Dataset records on visual material:
/---

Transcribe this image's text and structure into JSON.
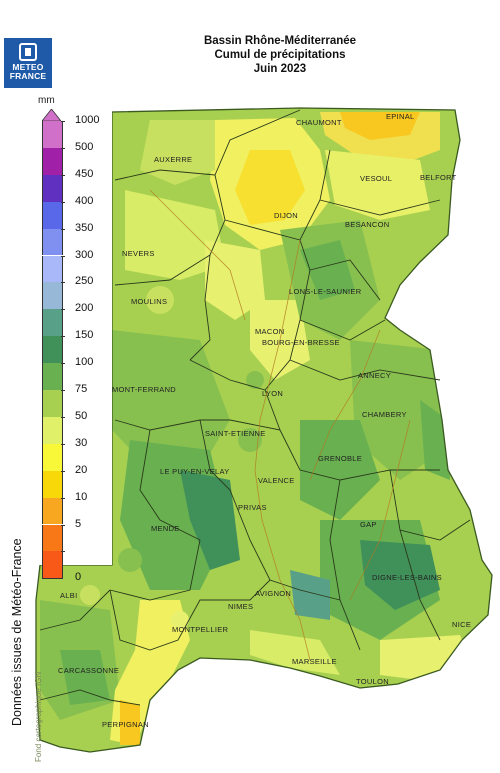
{
  "logo": {
    "line1": "METEO",
    "line2": "FRANCE"
  },
  "title": {
    "line1": "Bassin Rhône-Méditerranée",
    "line2": "Cumul de précipitations",
    "line3": "Juin 2023"
  },
  "legend": {
    "unit": "mm",
    "classes": [
      {
        "label": "1000",
        "color": "#d070c8"
      },
      {
        "label": "500",
        "color": "#a020a8"
      },
      {
        "label": "450",
        "color": "#6030c0"
      },
      {
        "label": "400",
        "color": "#5868e8"
      },
      {
        "label": "350",
        "color": "#8090f0"
      },
      {
        "label": "300",
        "color": "#a8b8f8"
      },
      {
        "label": "250",
        "color": "#98b8d8"
      },
      {
        "label": "200",
        "color": "#58a088"
      },
      {
        "label": "150",
        "color": "#40905a"
      },
      {
        "label": "100",
        "color": "#68b050"
      },
      {
        "label": "75",
        "color": "#a8d050"
      },
      {
        "label": "50",
        "color": "#e0f068"
      },
      {
        "label": "30",
        "color": "#f8f838"
      },
      {
        "label": "20",
        "color": "#f8d808"
      },
      {
        "label": "10",
        "color": "#f8a820"
      },
      {
        "label": "5",
        "color": "#f87818"
      },
      {
        "label": "0",
        "color": "#f85818"
      }
    ]
  },
  "cities": [
    {
      "name": "CHAUMONT"
    },
    {
      "name": "EPINAL"
    },
    {
      "name": "AUXERRE"
    },
    {
      "name": "VESOUL"
    },
    {
      "name": "BELFORT"
    },
    {
      "name": "DIJON"
    },
    {
      "name": "BESANCON"
    },
    {
      "name": "NEVERS"
    },
    {
      "name": "LONS-LE-SAUNIER"
    },
    {
      "name": "MOULINS"
    },
    {
      "name": "MACON"
    },
    {
      "name": "BOURG-EN-BRESSE"
    },
    {
      "name": "ANNECY"
    },
    {
      "name": "MONT-FERRAND"
    },
    {
      "name": "LYON"
    },
    {
      "name": "CHAMBERY"
    },
    {
      "name": "SAINT-ETIENNE"
    },
    {
      "name": "GRENOBLE"
    },
    {
      "name": "LE PUY-EN-VELAY"
    },
    {
      "name": "VALENCE"
    },
    {
      "name": "PRIVAS"
    },
    {
      "name": "GAP"
    },
    {
      "name": "MENDE"
    },
    {
      "name": "DIGNE-LES-BAINS"
    },
    {
      "name": "AVIGNON"
    },
    {
      "name": "NIMES"
    },
    {
      "name": "ALBI"
    },
    {
      "name": "MONTPELLIER"
    },
    {
      "name": "NICE"
    },
    {
      "name": "CARCASSONNE"
    },
    {
      "name": "MARSEILLE"
    },
    {
      "name": "TOULON"
    },
    {
      "name": "PERPIGNAN"
    }
  ],
  "credit": "Données issues de Météo-France",
  "fond": "Fond cartographique IGN"
}
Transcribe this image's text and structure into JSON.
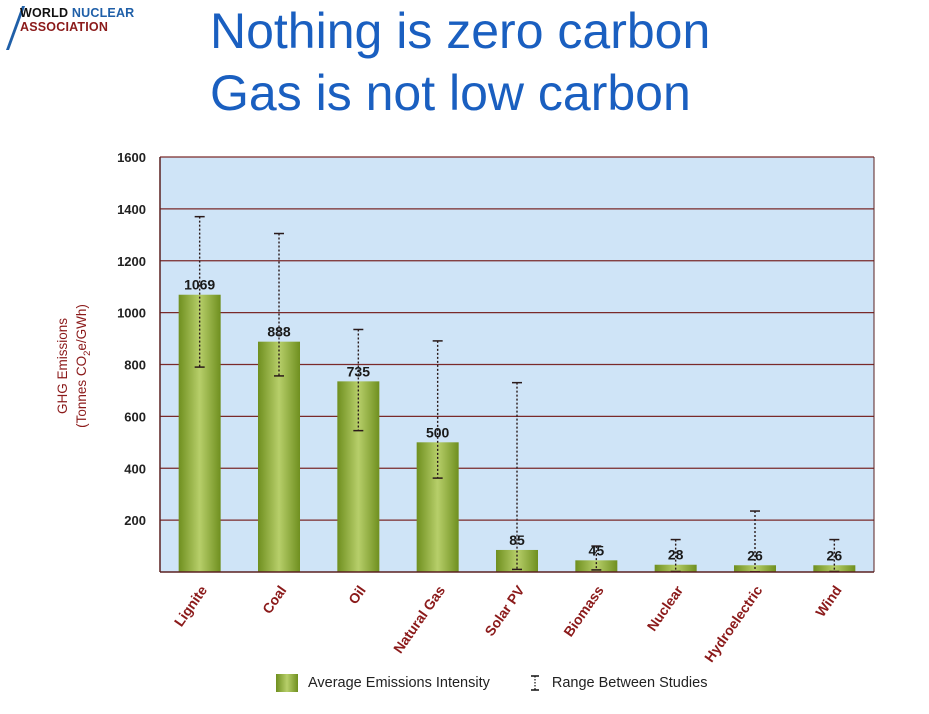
{
  "logo": {
    "line1_a": "WORLD ",
    "line1_b": "NUCLEAR",
    "line2": "ASSOCIATION"
  },
  "title": {
    "line1": "Nothing is zero carbon",
    "line2": "Gas is not low carbon"
  },
  "colors": {
    "title": "#1a5fc0",
    "plot_bg": "#cfe4f7",
    "grid": "#7a2a2a",
    "bar_dark": "#6f8f1f",
    "bar_light": "#b7cf6a",
    "axis_label": "#8b1a1a"
  },
  "chart_data": {
    "type": "bar",
    "ylabel_line1": "GHG Emissions",
    "ylabel_line2_prefix": "(Tonnes CO",
    "ylabel_line2_sub": "2",
    "ylabel_line2_suffix": "e/GWh)",
    "ylim": [
      0,
      1600
    ],
    "yticks": [
      200,
      400,
      600,
      800,
      1000,
      1200,
      1400,
      1600
    ],
    "grid": true,
    "categories": [
      "Lignite",
      "Coal",
      "Oil",
      "Natural Gas",
      "Solar PV",
      "Biomass",
      "Nuclear",
      "Hydroelectric",
      "Wind"
    ],
    "series": [
      {
        "name": "Average Emissions Intensity",
        "values": [
          1069,
          888,
          735,
          500,
          85,
          45,
          28,
          26,
          26
        ]
      }
    ],
    "data_labels": [
      "1069",
      "888",
      "735",
      "500",
      "85",
      "45",
      "28",
      "26",
      "26"
    ],
    "range": {
      "name": "Range Between Studies",
      "low": [
        790,
        756,
        545,
        362,
        10,
        8,
        2,
        1,
        2
      ],
      "high": [
        1370,
        1305,
        935,
        891,
        730,
        100,
        125,
        235,
        125
      ]
    },
    "legend_position": "bottom"
  }
}
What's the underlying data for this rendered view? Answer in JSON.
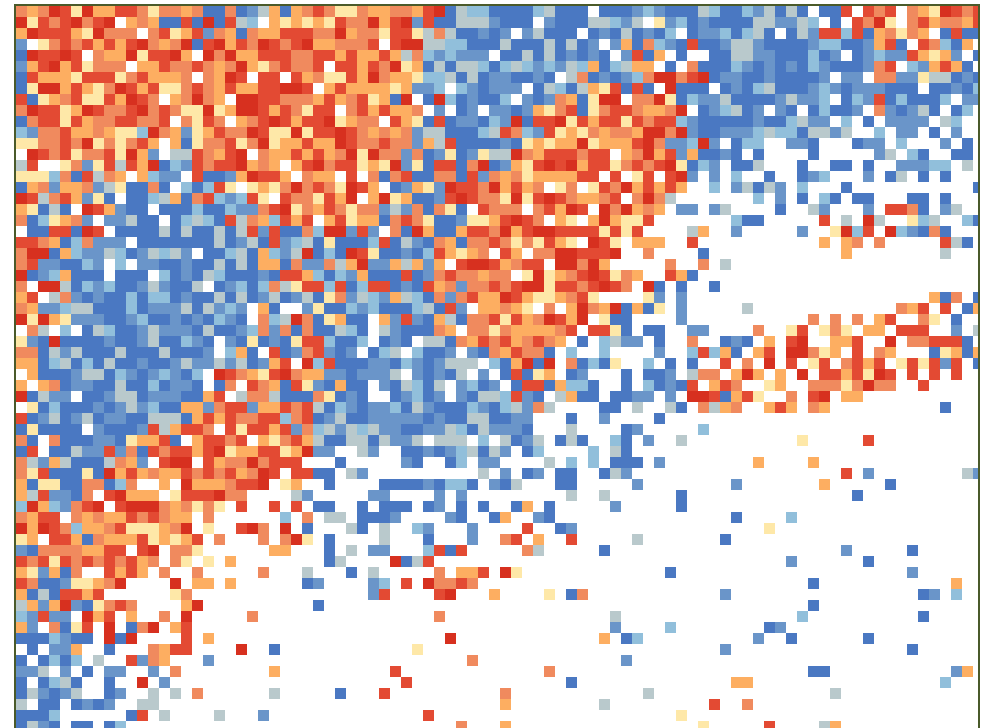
{
  "map": {
    "palette": {
      "dark_red": "#d7301f",
      "red": "#e34a33",
      "orange": "#f08a5e",
      "light_orange": "#fdae61",
      "pale_yellow": "#fee8a8",
      "grey_blue": "#b9c9cc",
      "light_blue": "#91bfdb",
      "mid_blue": "#6a95c9",
      "blue": "#4a78c2",
      "empty": "#ffffff"
    },
    "frame_color": "#4a5a2a"
  }
}
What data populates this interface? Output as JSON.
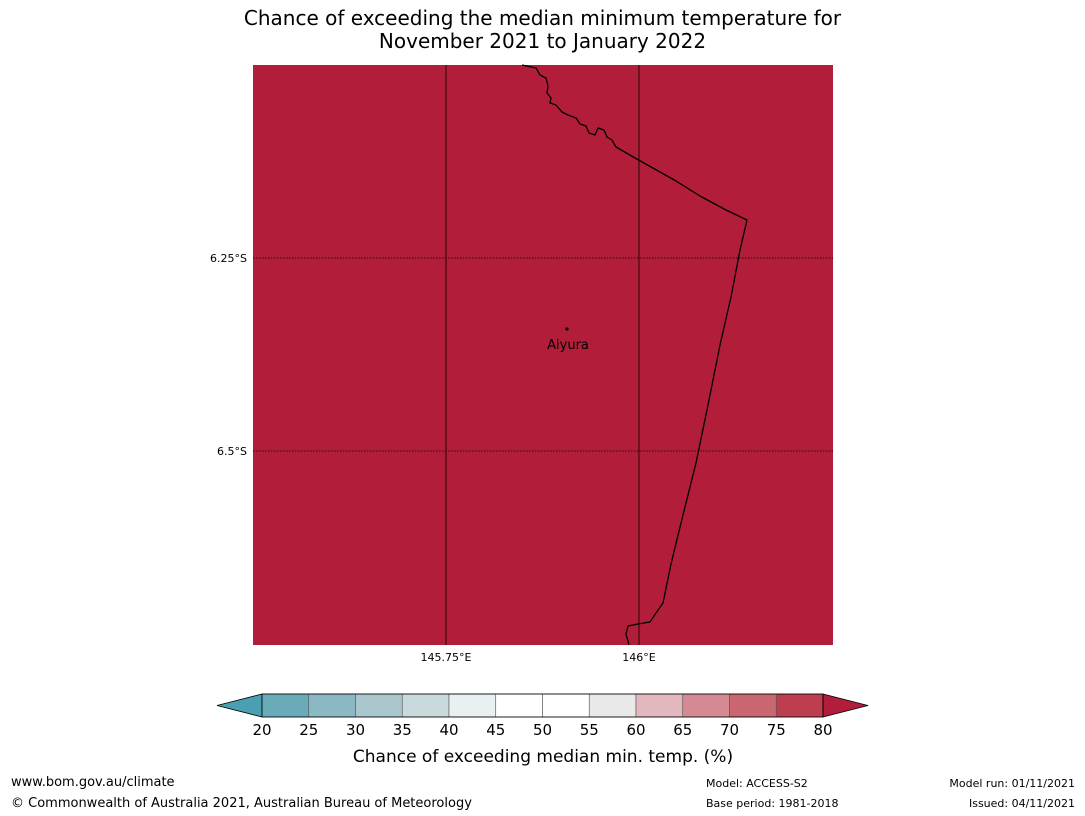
{
  "title": {
    "line1": "Chance of exceeding the median minimum temperature for",
    "line2": "November 2021 to January 2022"
  },
  "map": {
    "fill_color": "#b21e3a",
    "lat_labels": [
      "6.25°S",
      "6.5°S"
    ],
    "lon_labels": [
      "145.75°E",
      "146°E"
    ],
    "place": {
      "name": "Aiyura"
    }
  },
  "colorbar": {
    "label": "Chance of exceeding median min. temp. (%)",
    "ticks": [
      "20",
      "25",
      "30",
      "35",
      "40",
      "45",
      "50",
      "55",
      "60",
      "65",
      "70",
      "75",
      "80"
    ],
    "colors": [
      "#4a9fb0",
      "#6aabba",
      "#8cb8c4",
      "#a8c6cc",
      "#c9dadd",
      "#e8f0f2",
      "#ffffff",
      "#ffffff",
      "#e9e9e9",
      "#e2b7bd",
      "#d58a93",
      "#c9666f",
      "#bd3f4f",
      "#b21e3a"
    ]
  },
  "footer": {
    "website": "www.bom.gov.au/climate",
    "copyright": "© Commonwealth of Australia 2021, Australian Bureau of Meteorology",
    "model": "Model: ACCESS-S2",
    "base_period": "Base period: 1981-2018",
    "model_run": "Model run: 01/11/2021",
    "issued": "Issued: 04/11/2021"
  }
}
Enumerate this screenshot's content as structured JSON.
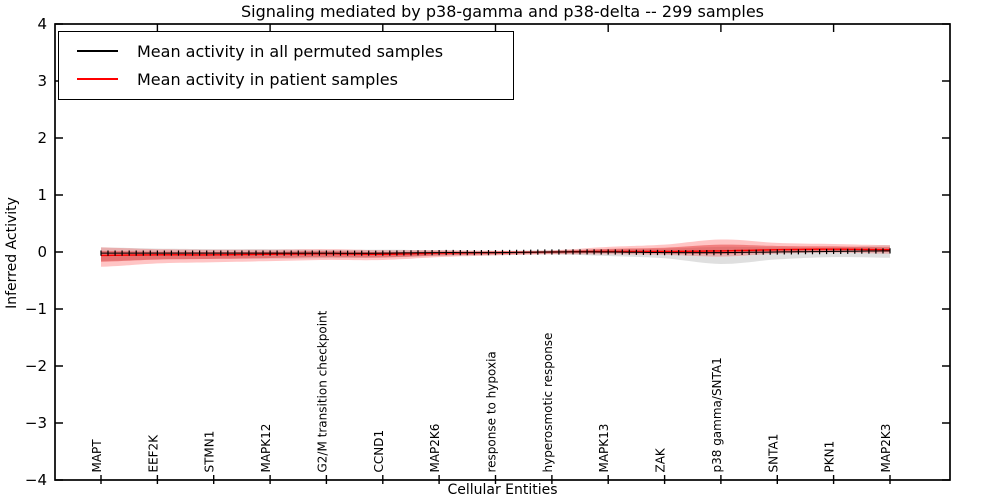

\---

> INSTRUCTION
Sift the material for lines with the string "carbon". Copy each one found.

> WRITTEN REPLY
    "line1": "Nothing is zero carbon",
    "line2": "Gas is not low carbon"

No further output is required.